* **What to do**:
Copy nothing but the text: reproduce each line of the listing exactly and leave the pictures out.

Start of Material for the task

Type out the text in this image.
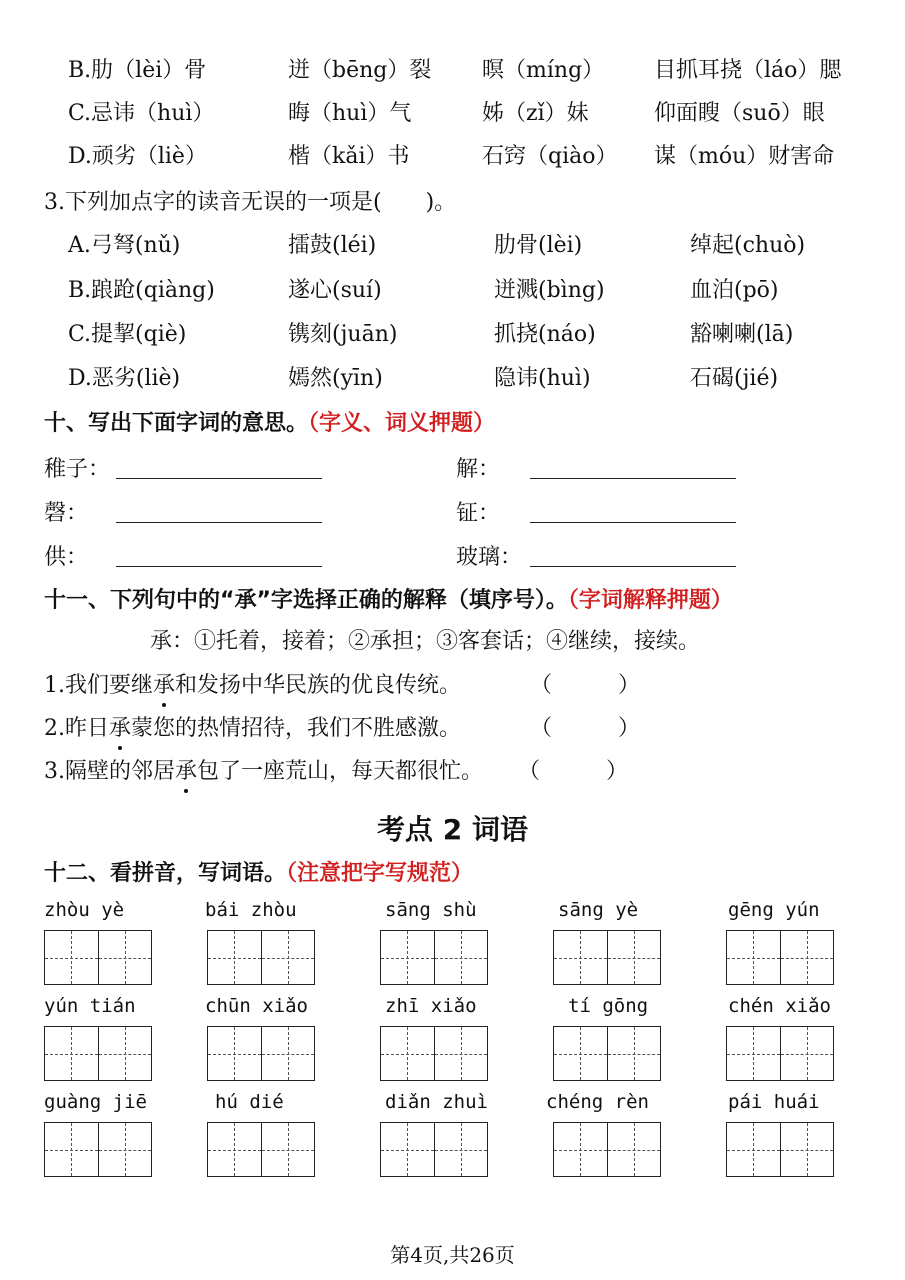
B.肋（lèi）骨	迸（bēng）裂 暝（míng） 目抓耳挠（láo）腮
C.忌讳（huì）	晦（huì）气	姊（zǐ）妹	仰面瞍（suō）眼
D.顽劣（liè）	楷（kǎi）书	石窍（qiào） 谋（móu）财害命
3.下列加点字的读音无误的一项是(　　)。
A.弓弩(nǔ)	擂鼓(léi)	肋骨(lèi)	绰起(chuò)
B.踉跄(qiàng)	遂心(suí)	迸溅(bìng)	血泊(pō)
C.提挈(qiè)	镌刻(juān)	抓挠(náo)	豁喇喇(lā)
D.恶劣(liè)	嫣然(yīn)	隐讳(huì)	石碣(jié)
十、写出下面字词的意思。（字义、词义押题）
稚子：	解：
磬：	钲：
供：	玻璃：
十一、下列句中的“承”字选择正确的解释（填序号）。（字词解释押题）
承：①托着，接着；②承担；③客套话；④继续，接续。
1.我们要继承和发扬中华民族的优良传统。	（　　　）
2.昨日承蒙您的热情招待，我们不胜感激。	（　　　）
3.隔壁的邻居承包了一座荒山，每天都很忙。 （　　　）
考点 2 词语
十二、看拼音，写词语。（注意把字写规范）
zhòu yè	bái zhòu	sāng shù	sāng yè	gēng yún
yún tián	chūn xiǎo	zhī xiǎo	tí gōng	chén xiǎo
guàng jiē	hú dié	diǎn zhuì	chéng rèn	pái huái
第4页,共26页
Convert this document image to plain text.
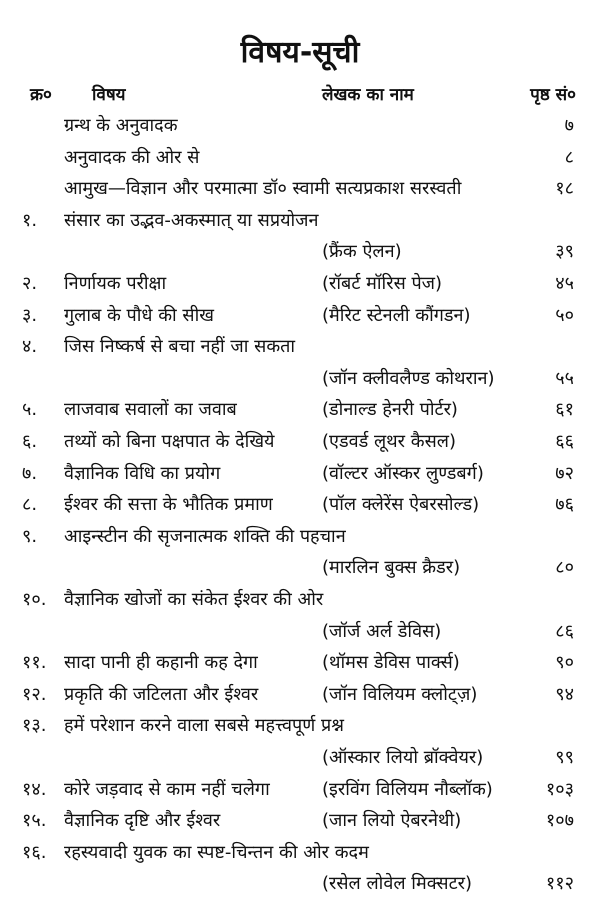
विषय-सूची
क्र० विषय	लेखक का नाम	पृष्ठ सं०
ग्रन्थ के अनुवादक	७
अनुवादक की ओर से	८
आमुख—विज्ञान और परमात्मा डॉ० स्वामी सत्यप्रकाश सरस्वती	१८
१. संसार का उद्भव-अकस्मात् या सप्रयोजन
(फ्रैंक ऐलन)	३९
२. निर्णायक परीक्षा	(रॉबर्ट मॉरिस पेज)	४५
३. गुलाब के पौधे की सीख	(मैरिट स्टेनली कौंगडन)	५०
४. जिस निष्कर्ष से बचा नहीं जा सकता
(जॉन क्लीवलैण्ड कोथरान)	५५
५. लाजवाब सवालों का जवाब	(डोनाल्ड हेनरी पोर्टर)	६१
६. तथ्यों को बिना पक्षपात के देखिये	(एडवर्ड लूथर कैसल)	६६
७. वैज्ञानिक विधि का प्रयोग	(वॉल्टर ऑस्कर लुण्डबर्ग)	७२
८. ईश्वर की सत्ता के भौतिक प्रमाण	(पॉल क्लेरेंस ऐबरसोल्ड)	७६
९. आइन्स्टीन की सृजनात्मक शक्ति की पहचान
(मारलिन बुक्स क्रैडर)	८०
१०. वैज्ञानिक खोजों का संकेत ईश्वर की ओर
(जॉर्ज अर्ल डेविस)	८६
११. सादा पानी ही कहानी कह देगा	(थॉमस डेविस पार्क्स)	९०
१२. प्रकृति की जटिलता और ईश्वर	(जॉन विलियम क्लोट्ज़)	९४
१३. हमें परेशान करने वाला सबसे महत्त्वपूर्ण प्रश्न
(ऑस्कार लियो ब्रॉक्वेयर)	९९
१४. कोरे जड़वाद से काम नहीं चलेगा	(इरविंग विलियम नौब्लॉक)	१०३
१५. वैज्ञानिक दृष्टि और ईश्वर	(जान लियो ऐबरनेथी)	१०७
१६. रहस्यवादी युवक का स्पष्ट-चिन्तन की ओर कदम
(रसेल लोवेल मिक्सटर)	११२
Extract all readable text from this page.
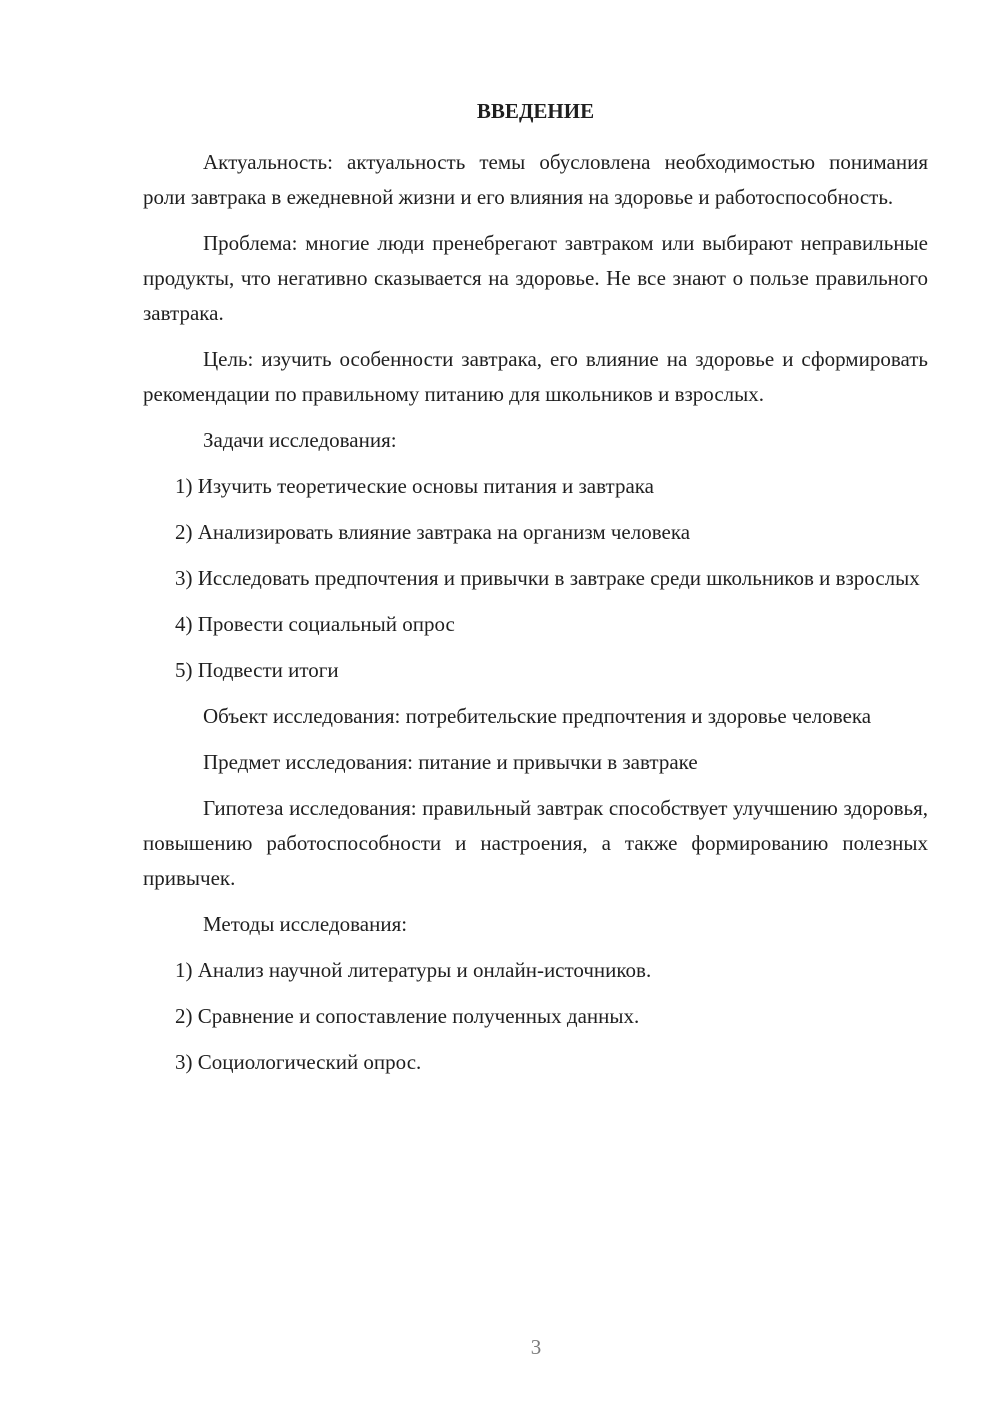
ВВЕДЕНИЕ
Актуальность: актуальность темы обусловлена необходимостью понимания роли завтрака в ежедневной жизни и его влияния на здоровье и работоспособность.
Проблема: многие люди пренебрегают завтраком или выбирают неправильные продукты, что негативно сказывается на здоровье. Не все знают о пользе правильного завтрака.
Цель: изучить особенности завтрака, его влияние на здоровье и сформировать рекомендации по правильному питанию для школьников и взрослых.
Задачи исследования:
1) Изучить теоретические основы питания и завтрака
2) Анализировать влияние завтрака на организм человека
3) Исследовать предпочтения и привычки в завтраке среди школьников и взрослых
4) Провести социальный опрос
5) Подвести итоги
Объект исследования: потребительские предпочтения и здоровье человека
Предмет исследования: питание и привычки в завтраке
Гипотеза исследования: правильный завтрак способствует улучшению здоровья, повышению работоспособности и настроения, а также формированию полезных привычек.
Методы исследования:
1) Анализ научной литературы и онлайн-источников.
2) Сравнение и сопоставление полученных данных.
3) Социологический опрос.
3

End of Material for the task

* **Full response**:
Type out the text in this image.
B.肋（lèi）骨	迸（bēng）裂 暝（míng） 目抓耳挠（láo）腮
C.忌讳（huì）	晦（huì）气	姊（zǐ）妹	仰面瞍（suō）眼
D.顽劣（liè）	楷（kǎi）书	石窍（qiào） 谋（móu）财害命
3.下列加点字的读音无误的一项是(　　)。
A.弓弩(nǔ)	擂鼓(léi)	肋骨(lèi)	绰起(chuò)
B.踉跄(qiàng)	遂心(suí)	迸溅(bìng)	血泊(pō)
C.提挈(qiè)	镌刻(juān)	抓挠(náo)	豁喇喇(lā)
D.恶劣(liè)	嫣然(yīn)	隐讳(huì)	石碣(jié)
十、写出下面字词的意思。（字义、词义押题）
稚子：	解：
磬：	钲：
供：	玻璃：
十一、下列句中的“承”字选择正确的解释（填序号）。（字词解释押题）
承：①托着，接着；②承担；③客套话；④继续，接续。
1.我们要继承和发扬中华民族的优良传统。	（　　　）
2.昨日承蒙您的热情招待，我们不胜感激。	（　　　）
3.隔壁的邻居承包了一座荒山，每天都很忙。 （　　　）
考点 2 词语
十二、看拼音，写词语。（注意把字写规范）
zhòu yè	bái zhòu	sāng shù	sāng yè	gēng yún
yún tián	chūn xiǎo	zhī xiǎo	tí gōng	chén xiǎo
guàng jiē	hú dié	diǎn zhuì	chéng rèn	pái huái
第4页,共26页
Convert this document image to plain text.
विषय-सूची
क्र० विषय	लेखक का नाम	पृष्ठ सं०
ग्रन्थ के अनुवादक	७
अनुवादक की ओर से	८
आमुख—विज्ञान और परमात्मा डॉ० स्वामी सत्यप्रकाश सरस्वती	१८
१. संसार का उद्भव-अकस्मात् या सप्रयोजन
(फ्रैंक ऐलन)	३९
२. निर्णायक परीक्षा	(रॉबर्ट मॉरिस पेज)	४५
३. गुलाब के पौधे की सीख	(मैरिट स्टेनली कौंगडन)	५०
४. जिस निष्कर्ष से बचा नहीं जा सकता
(जॉन क्लीवलैण्ड कोथरान)	५५
५. लाजवाब सवालों का जवाब	(डोनाल्ड हेनरी पोर्टर)	६१
६. तथ्यों को बिना पक्षपात के देखिये	(एडवर्ड लूथर कैसल)	६६
७. वैज्ञानिक विधि का प्रयोग	(वॉल्टर ऑस्कर लुण्डबर्ग)	७२
८. ईश्वर की सत्ता के भौतिक प्रमाण	(पॉल क्लेरेंस ऐबरसोल्ड)	७६
९. आइन्स्टीन की सृजनात्मक शक्ति की पहचान
(मारलिन बुक्स क्रैडर)	८०
१०. वैज्ञानिक खोजों का संकेत ईश्वर की ओर
(जॉर्ज अर्ल डेविस)	८६
११. सादा पानी ही कहानी कह देगा	(थॉमस डेविस पार्क्स)	९०
१२. प्रकृति की जटिलता और ईश्वर	(जॉन विलियम क्लोट्ज़)	९४
१३. हमें परेशान करने वाला सबसे महत्त्वपूर्ण प्रश्न
(ऑस्कार लियो ब्रॉक्वेयर)	९९
१४. कोरे जड़वाद से काम नहीं चलेगा	(इरविंग विलियम नौब्लॉक)	१०३
१५. वैज्ञानिक दृष्टि और ईश्वर	(जान लियो ऐबरनेथी)	१०७
१६. रहस्यवादी युवक का स्पष्ट-चिन्तन की ओर कदम
(रसेल लोवेल मिक्सटर)	११२
Extract all readable text from this page.
ВВЕДЕНИЕ
Актуальность: актуальность темы обусловлена необходимостью понимания роли завтрака в ежедневной жизни и его влияния на здоровье и работоспособность.
Проблема: многие люди пренебрегают завтраком или выбирают неправильные продукты, что негативно сказывается на здоровье. Не все знают о пользе правильного завтрака.
Цель: изучить особенности завтрака, его влияние на здоровье и сформировать рекомендации по правильному питанию для школьников и взрослых.
Задачи исследования:
1) Изучить теоретические основы питания и завтрака
2) Анализировать влияние завтрака на организм человека
3) Исследовать предпочтения и привычки в завтраке среди школьников и взрослых
4) Провести социальный опрос
5) Подвести итоги
Объект исследования: потребительские предпочтения и здоровье человека
Предмет исследования: питание и привычки в завтраке
Гипотеза исследования: правильный завтрак способствует улучшению здоровья, повышению работоспособности и настроения, а также формированию полезных привычек.
Методы исследования:
1) Анализ научной литературы и онлайн-источников.
2) Сравнение и сопоставление полученных данных.
3) Социологический опрос.
3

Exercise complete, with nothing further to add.